OBJECTIVE
Every line of the data that contains the string "Ejecutado" must be copied.

Extracted data entries
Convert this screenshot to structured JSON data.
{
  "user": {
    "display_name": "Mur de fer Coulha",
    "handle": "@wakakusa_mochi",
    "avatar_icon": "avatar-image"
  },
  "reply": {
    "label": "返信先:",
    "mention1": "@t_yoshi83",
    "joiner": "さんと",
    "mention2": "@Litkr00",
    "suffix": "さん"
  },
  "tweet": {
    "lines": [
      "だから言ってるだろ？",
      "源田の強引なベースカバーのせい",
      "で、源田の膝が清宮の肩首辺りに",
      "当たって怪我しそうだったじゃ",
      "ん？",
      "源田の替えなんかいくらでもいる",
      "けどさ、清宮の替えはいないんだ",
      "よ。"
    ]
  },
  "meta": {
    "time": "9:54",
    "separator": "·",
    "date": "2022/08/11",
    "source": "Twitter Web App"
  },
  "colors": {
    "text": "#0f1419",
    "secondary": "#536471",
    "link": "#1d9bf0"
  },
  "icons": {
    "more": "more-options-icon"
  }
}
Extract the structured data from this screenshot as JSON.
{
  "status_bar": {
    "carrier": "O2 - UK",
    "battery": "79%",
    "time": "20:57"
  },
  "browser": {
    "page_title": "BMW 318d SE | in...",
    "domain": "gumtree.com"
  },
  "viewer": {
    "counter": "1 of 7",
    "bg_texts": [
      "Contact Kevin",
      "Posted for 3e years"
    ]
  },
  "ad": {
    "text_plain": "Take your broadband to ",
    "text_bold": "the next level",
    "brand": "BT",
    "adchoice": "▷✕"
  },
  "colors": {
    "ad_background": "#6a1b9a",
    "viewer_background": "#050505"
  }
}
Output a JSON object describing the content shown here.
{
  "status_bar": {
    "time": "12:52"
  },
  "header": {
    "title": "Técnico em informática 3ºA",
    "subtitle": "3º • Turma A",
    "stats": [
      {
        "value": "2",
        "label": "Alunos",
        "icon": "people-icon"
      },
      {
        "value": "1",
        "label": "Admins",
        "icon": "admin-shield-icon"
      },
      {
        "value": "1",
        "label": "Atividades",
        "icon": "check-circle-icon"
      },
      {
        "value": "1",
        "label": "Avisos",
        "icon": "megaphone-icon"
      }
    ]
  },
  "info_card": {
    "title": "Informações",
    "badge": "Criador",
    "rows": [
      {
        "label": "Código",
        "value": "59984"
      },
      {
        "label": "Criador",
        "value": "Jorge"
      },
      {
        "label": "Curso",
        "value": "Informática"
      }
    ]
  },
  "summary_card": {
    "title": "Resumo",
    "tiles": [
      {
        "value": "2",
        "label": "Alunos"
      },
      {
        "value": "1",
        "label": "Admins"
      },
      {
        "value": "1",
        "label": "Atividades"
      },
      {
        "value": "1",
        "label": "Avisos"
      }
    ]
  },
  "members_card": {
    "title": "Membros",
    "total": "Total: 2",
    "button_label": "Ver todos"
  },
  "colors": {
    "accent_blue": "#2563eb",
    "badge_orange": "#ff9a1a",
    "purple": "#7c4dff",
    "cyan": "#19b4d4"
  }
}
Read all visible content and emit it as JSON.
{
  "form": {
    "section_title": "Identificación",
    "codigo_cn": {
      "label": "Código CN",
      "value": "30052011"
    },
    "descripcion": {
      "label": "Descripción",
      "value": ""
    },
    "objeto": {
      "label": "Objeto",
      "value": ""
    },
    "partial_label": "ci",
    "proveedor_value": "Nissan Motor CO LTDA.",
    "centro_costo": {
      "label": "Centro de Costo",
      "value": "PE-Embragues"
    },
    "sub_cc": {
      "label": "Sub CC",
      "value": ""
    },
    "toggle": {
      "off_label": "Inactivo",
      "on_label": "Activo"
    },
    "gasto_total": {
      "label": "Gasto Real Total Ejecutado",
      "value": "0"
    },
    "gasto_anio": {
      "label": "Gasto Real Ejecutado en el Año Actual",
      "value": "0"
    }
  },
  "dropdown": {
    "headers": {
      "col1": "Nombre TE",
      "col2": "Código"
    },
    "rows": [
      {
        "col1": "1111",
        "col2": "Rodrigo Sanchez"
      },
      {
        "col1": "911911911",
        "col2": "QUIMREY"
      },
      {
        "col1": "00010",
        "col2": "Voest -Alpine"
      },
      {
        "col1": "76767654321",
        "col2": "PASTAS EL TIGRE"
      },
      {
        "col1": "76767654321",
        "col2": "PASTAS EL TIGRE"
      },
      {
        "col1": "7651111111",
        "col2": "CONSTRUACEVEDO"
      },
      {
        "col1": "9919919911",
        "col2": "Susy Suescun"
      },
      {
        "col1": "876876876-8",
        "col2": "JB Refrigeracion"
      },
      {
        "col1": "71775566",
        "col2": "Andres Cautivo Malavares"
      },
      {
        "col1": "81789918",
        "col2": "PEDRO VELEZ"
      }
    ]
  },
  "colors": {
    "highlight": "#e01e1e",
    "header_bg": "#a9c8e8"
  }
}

EXERCISE RESULT
      "label": "Gasto Real Total Ejecutado",
      "label": "Gasto Real Ejecutado en el Año Actual",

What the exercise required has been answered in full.